**DATA PROVIDED:**
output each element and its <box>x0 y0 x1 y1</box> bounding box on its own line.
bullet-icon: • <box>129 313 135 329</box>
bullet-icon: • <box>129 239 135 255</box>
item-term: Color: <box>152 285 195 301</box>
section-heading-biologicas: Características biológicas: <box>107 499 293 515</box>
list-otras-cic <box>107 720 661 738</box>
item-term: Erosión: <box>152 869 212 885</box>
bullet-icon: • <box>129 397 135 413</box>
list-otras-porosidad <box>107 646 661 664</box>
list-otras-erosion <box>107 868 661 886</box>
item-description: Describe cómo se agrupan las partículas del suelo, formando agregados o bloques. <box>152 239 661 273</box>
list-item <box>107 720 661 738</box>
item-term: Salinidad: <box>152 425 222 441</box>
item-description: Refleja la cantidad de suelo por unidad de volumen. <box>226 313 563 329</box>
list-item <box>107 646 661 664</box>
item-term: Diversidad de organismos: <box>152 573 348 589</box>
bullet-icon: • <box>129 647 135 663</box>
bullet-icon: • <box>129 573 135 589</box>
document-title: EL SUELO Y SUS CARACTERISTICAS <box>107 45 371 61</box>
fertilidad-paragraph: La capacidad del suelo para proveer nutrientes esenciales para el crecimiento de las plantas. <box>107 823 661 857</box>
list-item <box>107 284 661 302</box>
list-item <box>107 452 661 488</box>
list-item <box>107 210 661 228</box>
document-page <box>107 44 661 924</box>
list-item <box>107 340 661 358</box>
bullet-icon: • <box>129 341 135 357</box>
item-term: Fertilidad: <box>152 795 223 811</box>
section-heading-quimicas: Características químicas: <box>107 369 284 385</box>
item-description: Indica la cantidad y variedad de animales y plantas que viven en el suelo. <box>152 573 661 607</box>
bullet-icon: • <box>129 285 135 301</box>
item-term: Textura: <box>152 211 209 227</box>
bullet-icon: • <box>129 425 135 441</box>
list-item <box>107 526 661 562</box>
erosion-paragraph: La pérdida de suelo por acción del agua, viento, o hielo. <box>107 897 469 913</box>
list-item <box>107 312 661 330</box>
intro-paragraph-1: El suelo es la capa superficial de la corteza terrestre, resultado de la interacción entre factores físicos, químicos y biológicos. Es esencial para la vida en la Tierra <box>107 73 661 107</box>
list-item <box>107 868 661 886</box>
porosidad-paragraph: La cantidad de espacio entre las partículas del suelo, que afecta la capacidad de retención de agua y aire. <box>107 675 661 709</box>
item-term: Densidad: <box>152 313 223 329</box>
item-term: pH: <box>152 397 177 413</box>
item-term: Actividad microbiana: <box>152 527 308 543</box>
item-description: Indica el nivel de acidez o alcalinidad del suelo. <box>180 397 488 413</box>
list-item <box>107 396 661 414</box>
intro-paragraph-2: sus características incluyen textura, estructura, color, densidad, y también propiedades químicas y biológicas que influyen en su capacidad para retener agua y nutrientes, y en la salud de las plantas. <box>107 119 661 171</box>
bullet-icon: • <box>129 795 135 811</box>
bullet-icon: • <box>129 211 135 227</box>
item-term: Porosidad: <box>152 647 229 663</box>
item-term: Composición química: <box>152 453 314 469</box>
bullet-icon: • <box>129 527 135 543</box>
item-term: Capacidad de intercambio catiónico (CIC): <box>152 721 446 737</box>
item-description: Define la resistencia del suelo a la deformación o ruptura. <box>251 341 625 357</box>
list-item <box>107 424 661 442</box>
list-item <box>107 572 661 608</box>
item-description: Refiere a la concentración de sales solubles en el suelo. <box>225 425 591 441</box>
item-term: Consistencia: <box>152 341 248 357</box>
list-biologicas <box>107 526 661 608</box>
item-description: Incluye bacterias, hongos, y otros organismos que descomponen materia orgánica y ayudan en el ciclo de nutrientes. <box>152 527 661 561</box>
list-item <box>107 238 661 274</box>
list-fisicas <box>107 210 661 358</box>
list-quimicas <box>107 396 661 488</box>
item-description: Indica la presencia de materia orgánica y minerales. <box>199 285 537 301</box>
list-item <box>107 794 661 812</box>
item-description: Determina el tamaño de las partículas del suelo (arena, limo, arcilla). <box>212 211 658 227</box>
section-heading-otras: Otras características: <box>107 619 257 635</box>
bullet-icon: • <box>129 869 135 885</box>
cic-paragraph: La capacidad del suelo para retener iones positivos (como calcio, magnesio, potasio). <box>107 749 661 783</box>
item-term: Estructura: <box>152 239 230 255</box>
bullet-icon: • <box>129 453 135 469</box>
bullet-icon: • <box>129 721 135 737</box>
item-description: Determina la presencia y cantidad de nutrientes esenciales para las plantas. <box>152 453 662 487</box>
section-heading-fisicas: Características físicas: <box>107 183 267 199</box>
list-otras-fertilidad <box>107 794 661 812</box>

**TASK DETAILS:**
In the records above, some lines may contain the word "paragraph"; copy every one of them.

**OUTPUT OF THE EXERCISE:**
fertilidad-paragraph: La capacidad del suelo para proveer nutrientes esenciales para el crecimiento de las plantas. <box>107 823 661 857</box>
erosion-paragraph: La pérdida de suelo por acción del agua, viento, o hielo. <box>107 897 469 913</box>
intro-paragraph-1: El suelo es la capa superficial de la corteza terrestre, resultado de la interacción entre factores físicos, químicos y biológicos. Es esencial para la vida en la Tierra <box>107 73 661 107</box>
porosidad-paragraph: La cantidad de espacio entre las partículas del suelo, que afecta la capacidad de retención de agua y aire. <box>107 675 661 709</box>
intro-paragraph-2: sus características incluyen textura, estructura, color, densidad, y también propiedades químicas y biológicas que influyen en su capacidad para retener agua y nutrientes, y en la salud de las plantas. <box>107 119 661 171</box>
cic-paragraph: La capacidad del suelo para retener iones positivos (como calcio, magnesio, potasio). <box>107 749 661 783</box>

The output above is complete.